EXERCISE DESCRIPTION: Find and copy every line in the records that includes the string "следующей".
Begin DATA EXCERPTS
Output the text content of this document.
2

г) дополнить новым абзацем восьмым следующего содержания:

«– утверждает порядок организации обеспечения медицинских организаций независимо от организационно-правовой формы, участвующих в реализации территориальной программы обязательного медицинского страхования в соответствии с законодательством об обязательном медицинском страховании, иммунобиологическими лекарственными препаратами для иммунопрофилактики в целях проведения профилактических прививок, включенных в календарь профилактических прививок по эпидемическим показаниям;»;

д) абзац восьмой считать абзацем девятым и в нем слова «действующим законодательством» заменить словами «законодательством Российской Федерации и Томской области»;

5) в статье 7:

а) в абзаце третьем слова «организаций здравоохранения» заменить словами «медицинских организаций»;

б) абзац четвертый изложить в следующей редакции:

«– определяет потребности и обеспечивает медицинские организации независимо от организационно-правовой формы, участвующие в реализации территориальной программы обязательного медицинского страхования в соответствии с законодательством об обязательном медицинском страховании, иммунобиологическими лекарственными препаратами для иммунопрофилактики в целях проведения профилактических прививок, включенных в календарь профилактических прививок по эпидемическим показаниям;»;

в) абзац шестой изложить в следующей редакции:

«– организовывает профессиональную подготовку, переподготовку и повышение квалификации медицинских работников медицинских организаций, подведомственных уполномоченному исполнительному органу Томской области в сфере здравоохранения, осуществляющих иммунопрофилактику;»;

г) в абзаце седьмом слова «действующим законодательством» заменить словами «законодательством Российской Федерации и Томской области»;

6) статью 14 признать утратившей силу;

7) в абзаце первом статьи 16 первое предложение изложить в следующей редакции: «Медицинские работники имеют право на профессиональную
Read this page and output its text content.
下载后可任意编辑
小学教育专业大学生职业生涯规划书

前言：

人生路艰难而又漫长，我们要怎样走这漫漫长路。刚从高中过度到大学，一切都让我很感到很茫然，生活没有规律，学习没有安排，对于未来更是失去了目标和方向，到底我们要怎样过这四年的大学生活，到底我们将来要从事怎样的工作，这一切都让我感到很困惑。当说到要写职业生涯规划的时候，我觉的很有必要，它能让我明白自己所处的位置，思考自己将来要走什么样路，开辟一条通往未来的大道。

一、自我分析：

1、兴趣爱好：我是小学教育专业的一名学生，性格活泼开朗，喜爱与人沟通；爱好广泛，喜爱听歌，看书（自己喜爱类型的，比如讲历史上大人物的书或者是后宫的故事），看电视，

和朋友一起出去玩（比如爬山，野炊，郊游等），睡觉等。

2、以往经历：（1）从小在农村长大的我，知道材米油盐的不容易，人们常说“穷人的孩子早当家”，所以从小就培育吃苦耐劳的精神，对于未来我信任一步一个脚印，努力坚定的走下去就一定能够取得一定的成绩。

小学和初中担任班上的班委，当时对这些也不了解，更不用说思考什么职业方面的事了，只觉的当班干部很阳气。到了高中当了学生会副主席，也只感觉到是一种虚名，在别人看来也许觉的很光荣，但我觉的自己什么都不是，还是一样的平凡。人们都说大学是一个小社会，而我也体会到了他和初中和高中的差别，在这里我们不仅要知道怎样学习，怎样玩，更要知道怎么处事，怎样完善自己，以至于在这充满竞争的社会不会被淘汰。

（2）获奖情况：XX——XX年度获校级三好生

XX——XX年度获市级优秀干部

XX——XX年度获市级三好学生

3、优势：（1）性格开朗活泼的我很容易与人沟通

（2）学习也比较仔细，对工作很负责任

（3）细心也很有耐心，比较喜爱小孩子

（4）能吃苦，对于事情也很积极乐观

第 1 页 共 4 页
End DATA EXCERPTS
TASK RESPONSE:
б) абзац четвертый изложить в следующей редакции:
в) абзац шестой изложить в следующей редакции:
7) в абзаце первом статьи 16 первое предложение изложить в следующей редакции: «Медицинские работники имеют право на профессиональную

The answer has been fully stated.